» PROBLEM DETAILS:
Check every line below for the string "hundefutter", and copy the lines that contain it.

» ENTRIES:
_ _ _
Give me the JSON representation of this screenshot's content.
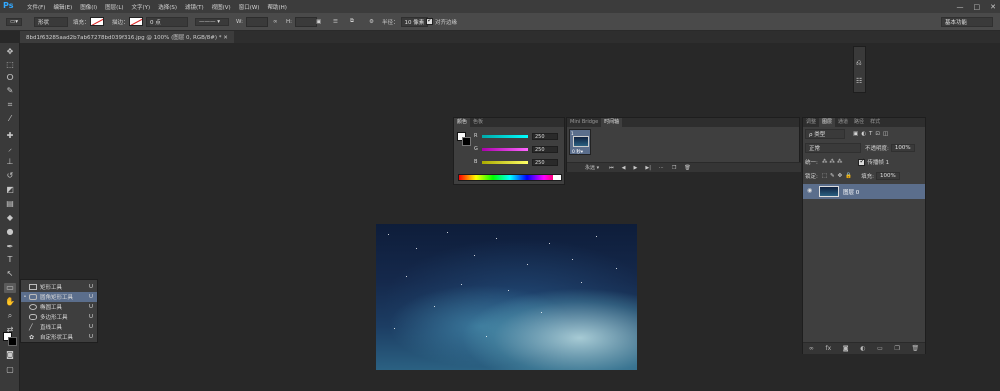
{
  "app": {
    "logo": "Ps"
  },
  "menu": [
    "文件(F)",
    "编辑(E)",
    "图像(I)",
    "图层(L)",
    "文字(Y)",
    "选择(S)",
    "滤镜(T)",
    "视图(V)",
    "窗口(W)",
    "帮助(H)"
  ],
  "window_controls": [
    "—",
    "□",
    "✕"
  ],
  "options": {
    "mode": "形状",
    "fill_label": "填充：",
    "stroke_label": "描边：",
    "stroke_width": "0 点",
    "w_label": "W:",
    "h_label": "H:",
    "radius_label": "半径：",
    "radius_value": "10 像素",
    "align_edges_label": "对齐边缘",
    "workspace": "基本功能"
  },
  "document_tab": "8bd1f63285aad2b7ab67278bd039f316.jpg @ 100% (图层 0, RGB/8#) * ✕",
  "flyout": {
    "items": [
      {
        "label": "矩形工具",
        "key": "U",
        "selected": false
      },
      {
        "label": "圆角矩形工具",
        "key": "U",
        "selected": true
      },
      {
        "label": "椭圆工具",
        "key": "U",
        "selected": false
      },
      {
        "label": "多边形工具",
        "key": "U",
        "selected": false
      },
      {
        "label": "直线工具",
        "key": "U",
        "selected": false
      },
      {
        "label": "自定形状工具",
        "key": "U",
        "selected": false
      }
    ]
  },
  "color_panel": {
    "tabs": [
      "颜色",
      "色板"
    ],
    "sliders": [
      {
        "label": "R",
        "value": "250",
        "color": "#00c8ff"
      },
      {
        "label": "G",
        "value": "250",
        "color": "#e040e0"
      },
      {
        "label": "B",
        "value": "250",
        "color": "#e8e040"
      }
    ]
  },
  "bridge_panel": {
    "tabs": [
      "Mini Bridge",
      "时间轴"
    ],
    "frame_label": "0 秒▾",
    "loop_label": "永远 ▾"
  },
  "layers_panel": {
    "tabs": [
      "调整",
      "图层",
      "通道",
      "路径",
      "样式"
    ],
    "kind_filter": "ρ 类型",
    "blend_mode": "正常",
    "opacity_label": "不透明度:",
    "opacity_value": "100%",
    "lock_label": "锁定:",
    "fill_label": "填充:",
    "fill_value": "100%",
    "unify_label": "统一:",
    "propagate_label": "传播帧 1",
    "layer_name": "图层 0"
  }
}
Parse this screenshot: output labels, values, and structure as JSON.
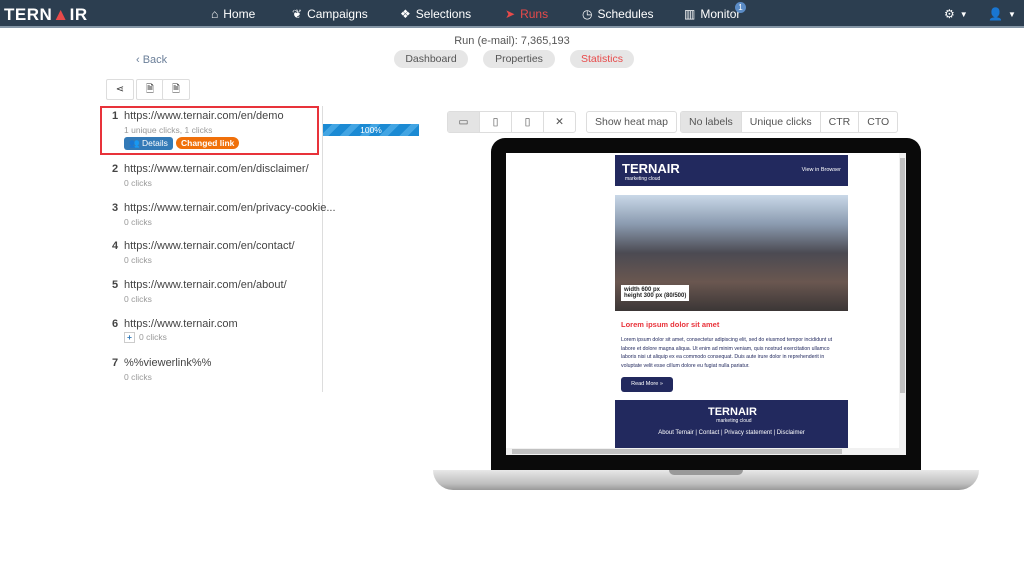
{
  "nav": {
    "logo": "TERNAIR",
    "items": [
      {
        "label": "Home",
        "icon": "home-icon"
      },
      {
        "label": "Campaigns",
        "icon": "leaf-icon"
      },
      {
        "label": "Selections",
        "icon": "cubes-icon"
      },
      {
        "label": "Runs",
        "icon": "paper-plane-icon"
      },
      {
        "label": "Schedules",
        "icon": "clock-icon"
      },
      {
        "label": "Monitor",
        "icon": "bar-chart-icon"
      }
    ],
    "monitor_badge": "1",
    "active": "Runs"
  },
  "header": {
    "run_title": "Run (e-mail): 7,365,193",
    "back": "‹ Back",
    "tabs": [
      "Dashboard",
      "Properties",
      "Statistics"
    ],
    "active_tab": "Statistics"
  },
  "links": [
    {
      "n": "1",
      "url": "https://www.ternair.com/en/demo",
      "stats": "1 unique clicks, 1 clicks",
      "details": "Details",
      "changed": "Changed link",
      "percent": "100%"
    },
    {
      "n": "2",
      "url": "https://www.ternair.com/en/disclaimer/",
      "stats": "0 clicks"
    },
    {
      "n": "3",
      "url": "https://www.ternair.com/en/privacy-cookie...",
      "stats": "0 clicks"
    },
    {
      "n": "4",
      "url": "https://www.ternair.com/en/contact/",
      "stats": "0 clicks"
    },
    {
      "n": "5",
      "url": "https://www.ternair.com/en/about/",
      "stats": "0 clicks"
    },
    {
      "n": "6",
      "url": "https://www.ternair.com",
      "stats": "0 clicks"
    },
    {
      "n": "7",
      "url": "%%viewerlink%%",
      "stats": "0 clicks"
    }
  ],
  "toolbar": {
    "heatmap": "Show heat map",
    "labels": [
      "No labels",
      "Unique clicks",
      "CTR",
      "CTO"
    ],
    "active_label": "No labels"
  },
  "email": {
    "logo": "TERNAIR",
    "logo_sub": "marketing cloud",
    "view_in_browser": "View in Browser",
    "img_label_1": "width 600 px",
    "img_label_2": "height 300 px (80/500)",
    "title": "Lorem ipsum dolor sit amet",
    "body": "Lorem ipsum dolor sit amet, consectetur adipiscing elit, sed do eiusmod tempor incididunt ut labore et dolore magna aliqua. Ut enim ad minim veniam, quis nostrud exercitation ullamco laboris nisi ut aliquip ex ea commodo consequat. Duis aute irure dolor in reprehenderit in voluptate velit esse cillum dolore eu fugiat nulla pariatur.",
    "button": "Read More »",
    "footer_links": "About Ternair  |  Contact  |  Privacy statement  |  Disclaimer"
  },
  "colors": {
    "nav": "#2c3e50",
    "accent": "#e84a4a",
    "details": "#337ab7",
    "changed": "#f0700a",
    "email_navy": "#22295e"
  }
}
_ _ _
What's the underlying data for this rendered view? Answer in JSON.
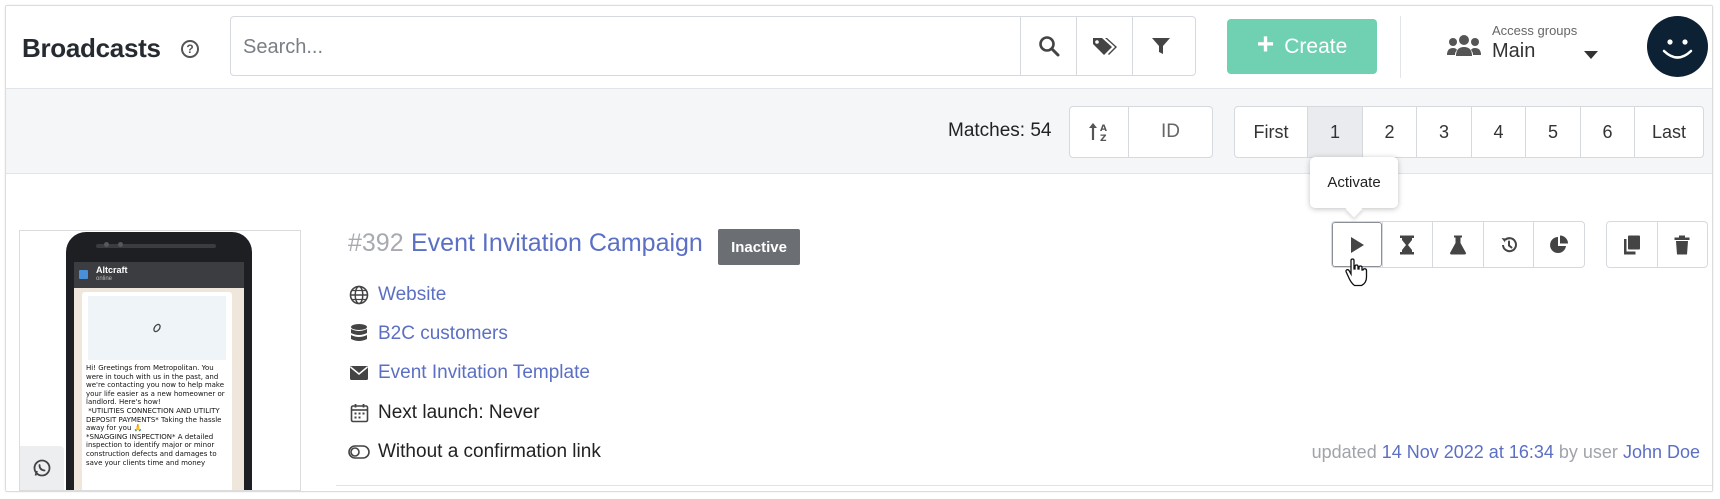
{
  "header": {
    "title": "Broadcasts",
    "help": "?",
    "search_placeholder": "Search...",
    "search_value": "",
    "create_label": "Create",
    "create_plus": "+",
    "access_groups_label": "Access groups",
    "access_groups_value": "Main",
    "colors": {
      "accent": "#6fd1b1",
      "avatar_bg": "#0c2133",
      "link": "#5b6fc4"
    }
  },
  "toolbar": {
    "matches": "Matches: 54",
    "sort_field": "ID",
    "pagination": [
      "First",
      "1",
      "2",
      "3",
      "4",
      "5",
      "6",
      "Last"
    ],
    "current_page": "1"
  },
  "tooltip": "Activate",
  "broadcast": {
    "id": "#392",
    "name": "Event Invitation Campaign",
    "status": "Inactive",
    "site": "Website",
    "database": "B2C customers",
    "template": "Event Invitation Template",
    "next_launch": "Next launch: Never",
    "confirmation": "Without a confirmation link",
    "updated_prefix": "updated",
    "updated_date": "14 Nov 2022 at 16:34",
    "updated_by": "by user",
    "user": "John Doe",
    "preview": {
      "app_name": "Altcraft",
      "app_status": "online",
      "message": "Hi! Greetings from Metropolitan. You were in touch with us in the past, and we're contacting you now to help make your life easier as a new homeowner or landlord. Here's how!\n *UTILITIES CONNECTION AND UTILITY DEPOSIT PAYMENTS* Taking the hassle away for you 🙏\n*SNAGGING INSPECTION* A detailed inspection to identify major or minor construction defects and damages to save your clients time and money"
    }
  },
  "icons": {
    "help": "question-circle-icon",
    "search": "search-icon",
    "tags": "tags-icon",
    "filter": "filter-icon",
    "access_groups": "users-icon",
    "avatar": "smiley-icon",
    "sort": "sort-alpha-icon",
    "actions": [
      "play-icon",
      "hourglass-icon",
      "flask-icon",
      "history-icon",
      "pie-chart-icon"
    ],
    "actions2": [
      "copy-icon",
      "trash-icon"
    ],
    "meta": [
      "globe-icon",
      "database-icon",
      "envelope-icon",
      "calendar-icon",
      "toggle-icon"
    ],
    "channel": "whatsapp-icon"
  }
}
_ _ _
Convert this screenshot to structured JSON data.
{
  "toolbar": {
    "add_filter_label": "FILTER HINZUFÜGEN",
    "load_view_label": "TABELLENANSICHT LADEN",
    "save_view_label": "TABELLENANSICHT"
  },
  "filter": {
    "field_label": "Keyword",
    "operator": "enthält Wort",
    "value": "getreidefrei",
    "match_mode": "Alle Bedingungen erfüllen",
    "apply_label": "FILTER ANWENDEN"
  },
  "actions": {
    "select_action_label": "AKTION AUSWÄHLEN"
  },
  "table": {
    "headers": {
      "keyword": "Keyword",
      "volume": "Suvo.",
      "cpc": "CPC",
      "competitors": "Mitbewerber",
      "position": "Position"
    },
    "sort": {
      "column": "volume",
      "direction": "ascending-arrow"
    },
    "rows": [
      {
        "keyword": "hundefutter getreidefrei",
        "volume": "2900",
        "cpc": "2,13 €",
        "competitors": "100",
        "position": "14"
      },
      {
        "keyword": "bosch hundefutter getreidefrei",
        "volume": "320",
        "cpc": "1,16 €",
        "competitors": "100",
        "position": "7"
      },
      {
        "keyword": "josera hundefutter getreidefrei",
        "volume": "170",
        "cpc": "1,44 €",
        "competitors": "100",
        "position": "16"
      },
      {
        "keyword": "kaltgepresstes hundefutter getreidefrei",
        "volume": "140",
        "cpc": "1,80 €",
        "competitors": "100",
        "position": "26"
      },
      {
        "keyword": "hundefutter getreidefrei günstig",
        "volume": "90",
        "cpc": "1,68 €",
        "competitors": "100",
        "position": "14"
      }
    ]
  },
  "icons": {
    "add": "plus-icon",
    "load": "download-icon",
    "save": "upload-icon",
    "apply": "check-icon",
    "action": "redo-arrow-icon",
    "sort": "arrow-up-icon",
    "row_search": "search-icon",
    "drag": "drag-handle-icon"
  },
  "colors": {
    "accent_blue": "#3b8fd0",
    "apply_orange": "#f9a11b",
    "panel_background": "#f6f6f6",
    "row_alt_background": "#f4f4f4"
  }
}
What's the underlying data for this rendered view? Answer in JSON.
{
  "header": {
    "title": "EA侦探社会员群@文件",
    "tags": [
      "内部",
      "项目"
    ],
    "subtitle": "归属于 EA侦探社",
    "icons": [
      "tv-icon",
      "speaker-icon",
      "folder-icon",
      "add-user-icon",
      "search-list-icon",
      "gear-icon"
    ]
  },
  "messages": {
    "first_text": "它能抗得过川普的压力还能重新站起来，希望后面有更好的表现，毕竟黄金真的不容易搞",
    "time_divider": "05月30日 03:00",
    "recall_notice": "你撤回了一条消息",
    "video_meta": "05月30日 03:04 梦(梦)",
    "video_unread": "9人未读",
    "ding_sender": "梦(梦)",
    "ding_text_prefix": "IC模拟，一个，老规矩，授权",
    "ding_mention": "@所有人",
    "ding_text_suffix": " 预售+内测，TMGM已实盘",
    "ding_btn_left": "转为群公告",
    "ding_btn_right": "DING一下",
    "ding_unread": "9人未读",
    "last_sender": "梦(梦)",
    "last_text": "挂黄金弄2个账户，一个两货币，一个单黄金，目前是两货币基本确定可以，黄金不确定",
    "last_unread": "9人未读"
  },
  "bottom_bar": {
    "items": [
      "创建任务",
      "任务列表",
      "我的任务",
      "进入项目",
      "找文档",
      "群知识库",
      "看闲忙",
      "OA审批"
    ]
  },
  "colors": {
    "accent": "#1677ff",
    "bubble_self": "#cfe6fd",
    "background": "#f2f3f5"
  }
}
_ _ _
» ANSWER TO THIS PROBLEM:
        "keyword": "hundefutter getreidefrei",
        "keyword": "bosch hundefutter getreidefrei",
        "keyword": "josera hundefutter getreidefrei",
        "keyword": "kaltgepresstes hundefutter getreidefrei",
        "keyword": "hundefutter getreidefrei günstig",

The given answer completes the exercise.